[Task requirements]
Scan the data below for the string "Subject". Show every line where it turns up.

[Recorded data]

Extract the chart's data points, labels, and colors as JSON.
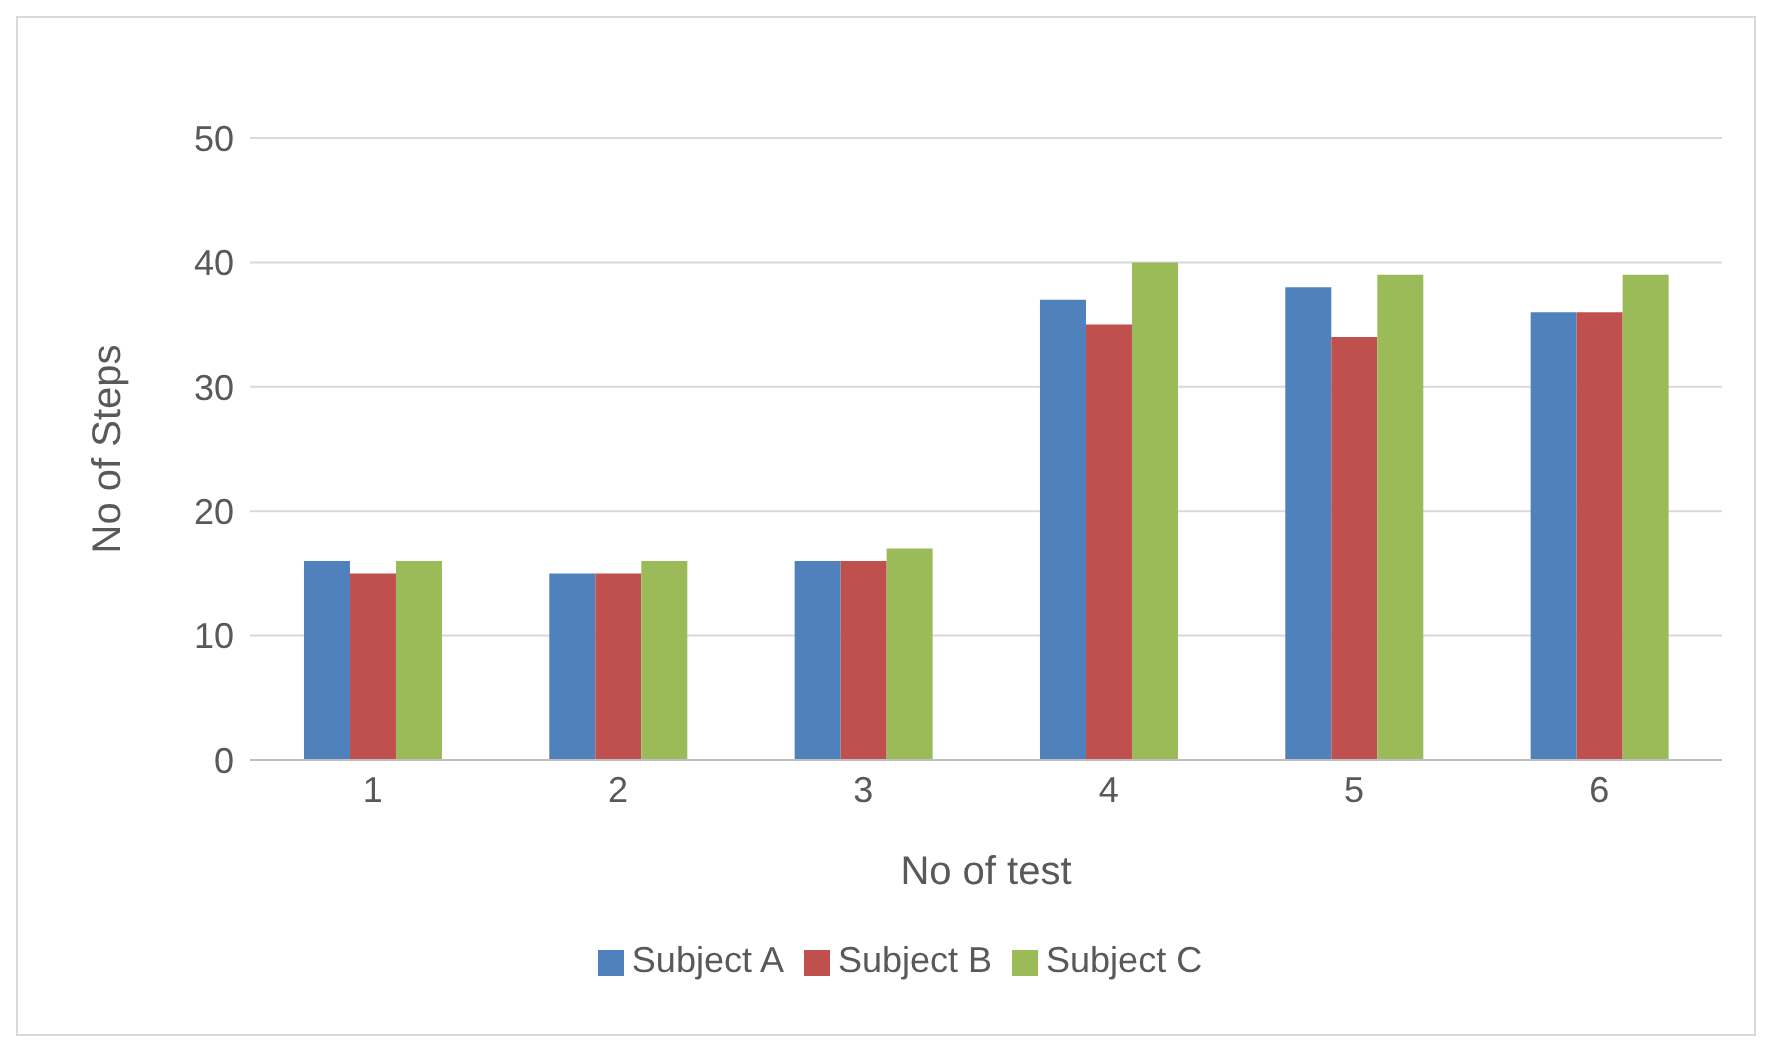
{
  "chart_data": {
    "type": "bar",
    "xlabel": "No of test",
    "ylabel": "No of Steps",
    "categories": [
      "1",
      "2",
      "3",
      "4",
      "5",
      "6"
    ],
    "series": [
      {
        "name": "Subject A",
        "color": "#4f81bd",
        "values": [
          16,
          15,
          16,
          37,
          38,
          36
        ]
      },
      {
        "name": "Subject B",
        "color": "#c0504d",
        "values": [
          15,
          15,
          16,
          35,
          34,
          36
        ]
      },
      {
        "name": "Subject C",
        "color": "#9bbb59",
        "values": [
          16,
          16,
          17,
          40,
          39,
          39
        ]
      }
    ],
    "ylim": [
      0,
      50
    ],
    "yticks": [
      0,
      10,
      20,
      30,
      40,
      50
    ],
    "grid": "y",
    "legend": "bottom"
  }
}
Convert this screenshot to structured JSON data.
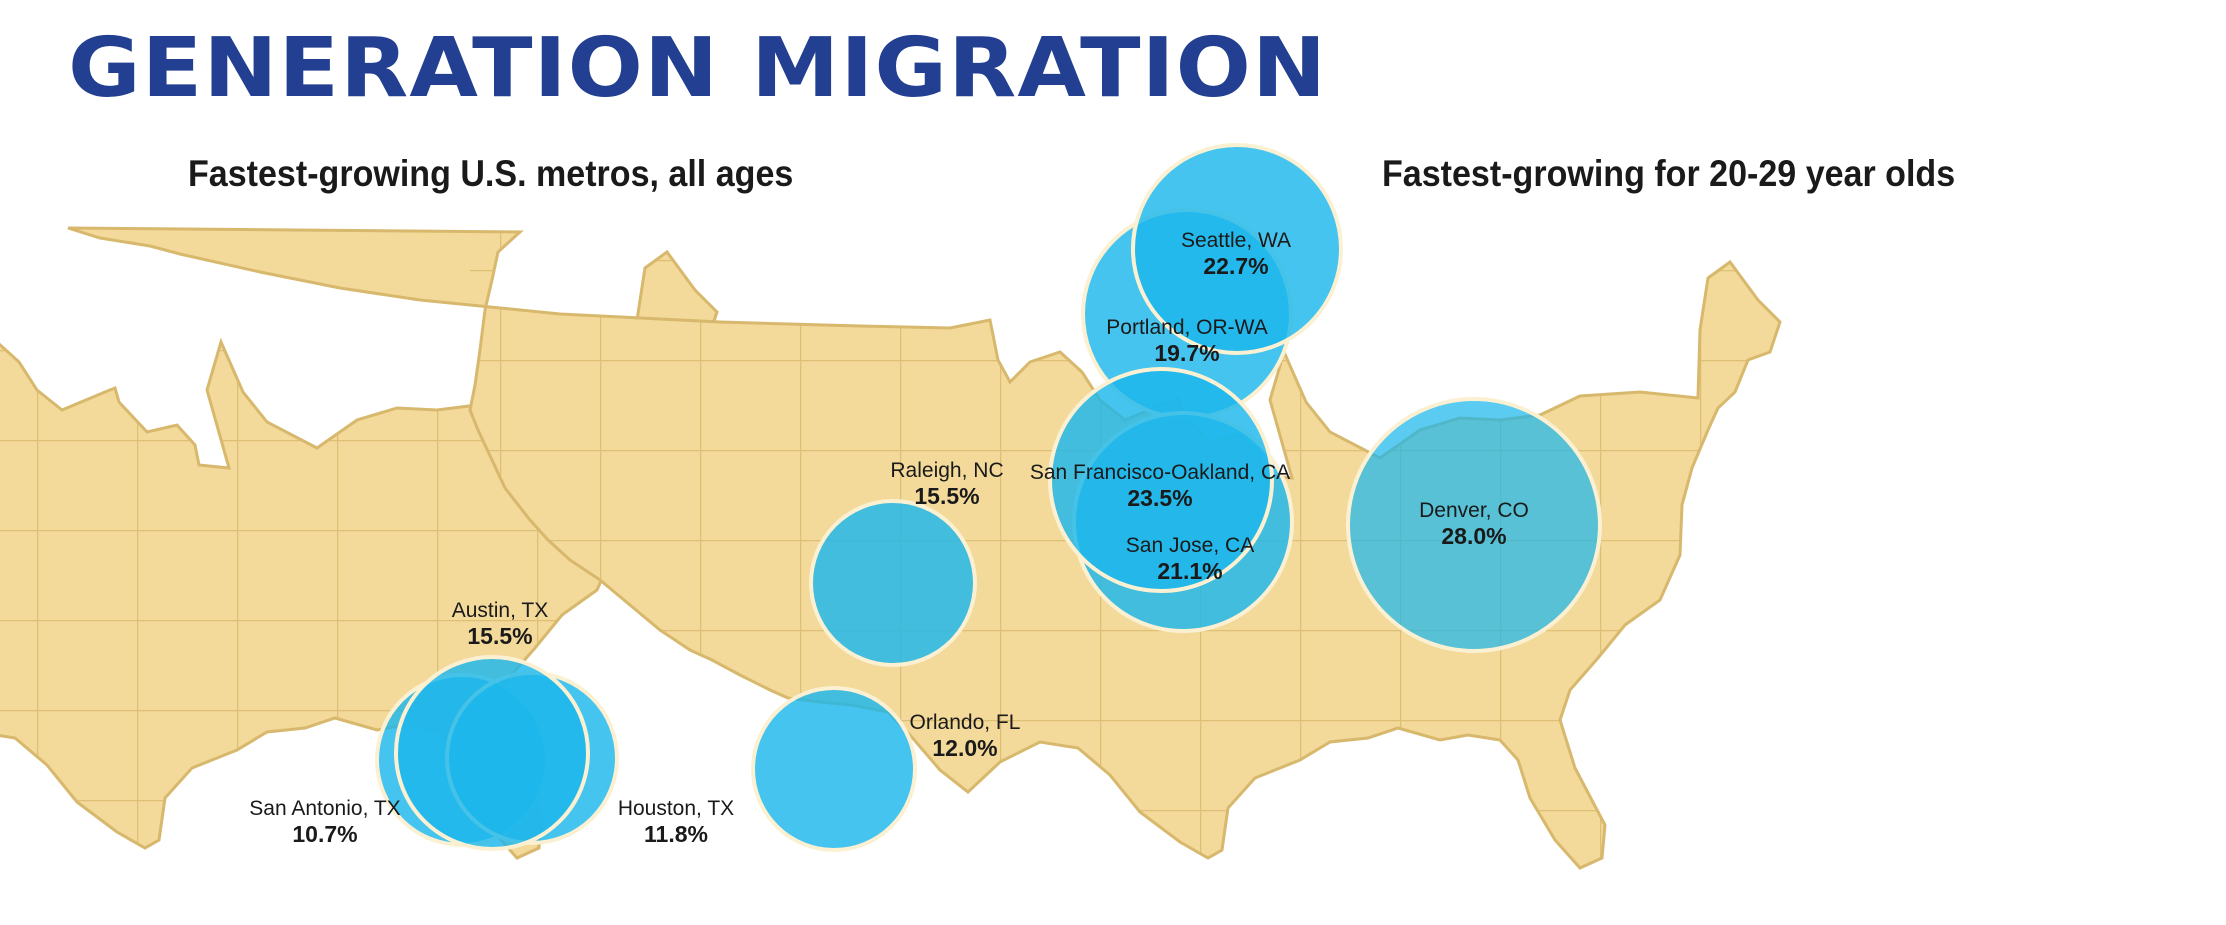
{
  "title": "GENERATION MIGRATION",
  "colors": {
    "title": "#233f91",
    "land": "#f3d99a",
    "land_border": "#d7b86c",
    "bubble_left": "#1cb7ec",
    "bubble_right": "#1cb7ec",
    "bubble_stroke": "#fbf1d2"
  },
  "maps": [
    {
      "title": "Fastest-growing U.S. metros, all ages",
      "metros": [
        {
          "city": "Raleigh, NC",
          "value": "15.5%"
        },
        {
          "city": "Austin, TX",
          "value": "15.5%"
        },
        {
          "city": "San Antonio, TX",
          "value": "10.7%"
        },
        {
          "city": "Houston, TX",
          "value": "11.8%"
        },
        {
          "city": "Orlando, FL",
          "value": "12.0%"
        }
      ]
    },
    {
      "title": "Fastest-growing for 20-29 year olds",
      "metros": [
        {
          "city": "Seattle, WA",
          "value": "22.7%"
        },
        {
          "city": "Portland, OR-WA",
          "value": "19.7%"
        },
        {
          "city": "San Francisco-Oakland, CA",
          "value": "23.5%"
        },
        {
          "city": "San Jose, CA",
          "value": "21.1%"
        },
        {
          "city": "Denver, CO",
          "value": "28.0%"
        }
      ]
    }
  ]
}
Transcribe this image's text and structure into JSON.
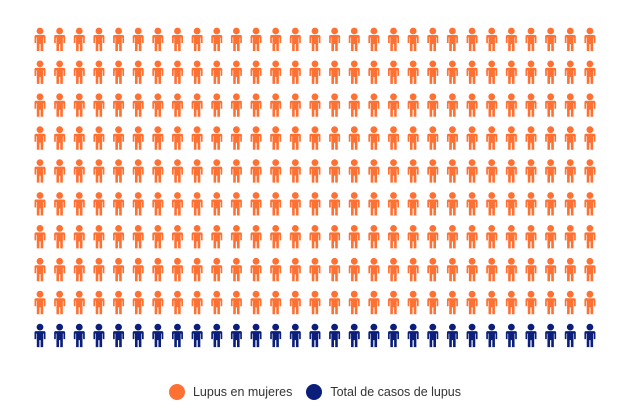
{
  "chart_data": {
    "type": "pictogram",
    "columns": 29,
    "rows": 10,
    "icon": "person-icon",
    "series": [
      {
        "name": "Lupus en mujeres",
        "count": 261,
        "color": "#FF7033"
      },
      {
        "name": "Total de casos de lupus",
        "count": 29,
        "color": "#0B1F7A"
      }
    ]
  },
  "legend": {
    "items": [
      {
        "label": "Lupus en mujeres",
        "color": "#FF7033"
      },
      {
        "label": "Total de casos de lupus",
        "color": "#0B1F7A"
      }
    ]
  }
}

[In response]
        "name": "Subject A",
        "name": "Subject B",
        "name": "Subject C",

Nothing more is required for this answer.